* Entries:
-=-=-
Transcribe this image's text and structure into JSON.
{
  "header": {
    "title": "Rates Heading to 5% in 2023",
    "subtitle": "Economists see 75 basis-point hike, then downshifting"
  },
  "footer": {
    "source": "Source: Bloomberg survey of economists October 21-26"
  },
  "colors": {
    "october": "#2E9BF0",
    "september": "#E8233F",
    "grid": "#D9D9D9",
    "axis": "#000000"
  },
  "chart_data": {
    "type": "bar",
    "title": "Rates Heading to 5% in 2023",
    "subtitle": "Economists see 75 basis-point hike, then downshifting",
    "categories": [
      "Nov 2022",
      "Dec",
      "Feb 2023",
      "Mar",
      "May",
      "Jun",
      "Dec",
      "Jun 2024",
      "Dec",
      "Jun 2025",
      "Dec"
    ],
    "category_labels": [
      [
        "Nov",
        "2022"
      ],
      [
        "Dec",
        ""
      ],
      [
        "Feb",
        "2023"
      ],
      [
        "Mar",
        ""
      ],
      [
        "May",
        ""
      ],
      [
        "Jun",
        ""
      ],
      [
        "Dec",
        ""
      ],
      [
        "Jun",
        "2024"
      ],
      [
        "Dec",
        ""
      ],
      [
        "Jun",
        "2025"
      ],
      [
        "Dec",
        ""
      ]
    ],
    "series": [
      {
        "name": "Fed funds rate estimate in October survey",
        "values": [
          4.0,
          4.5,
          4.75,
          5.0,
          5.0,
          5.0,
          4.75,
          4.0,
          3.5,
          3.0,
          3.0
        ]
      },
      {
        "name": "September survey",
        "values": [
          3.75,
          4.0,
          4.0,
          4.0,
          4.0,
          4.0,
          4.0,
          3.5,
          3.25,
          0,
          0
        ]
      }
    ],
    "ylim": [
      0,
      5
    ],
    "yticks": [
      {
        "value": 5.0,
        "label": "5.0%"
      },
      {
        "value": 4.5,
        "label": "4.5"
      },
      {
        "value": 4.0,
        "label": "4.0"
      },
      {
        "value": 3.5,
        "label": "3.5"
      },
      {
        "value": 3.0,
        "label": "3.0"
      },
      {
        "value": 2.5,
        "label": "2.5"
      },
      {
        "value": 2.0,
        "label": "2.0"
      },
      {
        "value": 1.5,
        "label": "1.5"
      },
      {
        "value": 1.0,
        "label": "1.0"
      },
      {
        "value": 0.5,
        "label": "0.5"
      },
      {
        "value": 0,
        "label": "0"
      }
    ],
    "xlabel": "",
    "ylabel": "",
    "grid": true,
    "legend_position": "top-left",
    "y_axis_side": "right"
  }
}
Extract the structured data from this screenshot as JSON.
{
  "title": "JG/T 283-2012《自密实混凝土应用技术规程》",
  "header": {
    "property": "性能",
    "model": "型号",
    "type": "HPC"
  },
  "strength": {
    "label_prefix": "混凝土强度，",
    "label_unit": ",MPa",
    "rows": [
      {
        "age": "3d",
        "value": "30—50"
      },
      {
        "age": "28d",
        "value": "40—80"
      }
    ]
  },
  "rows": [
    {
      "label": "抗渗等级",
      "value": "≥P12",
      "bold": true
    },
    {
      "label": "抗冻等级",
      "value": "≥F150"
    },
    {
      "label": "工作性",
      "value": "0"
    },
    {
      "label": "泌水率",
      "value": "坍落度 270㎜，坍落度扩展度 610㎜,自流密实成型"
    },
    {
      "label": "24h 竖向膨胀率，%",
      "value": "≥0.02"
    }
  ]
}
-=-=-
* Aim: Copy every line from the records above that contains the word "point".

* Reply to the task:
    "subtitle": "Economists see 75 basis-point hike, then downshifting"
    "subtitle": "Economists see 75 basis-point hike, then downshifting",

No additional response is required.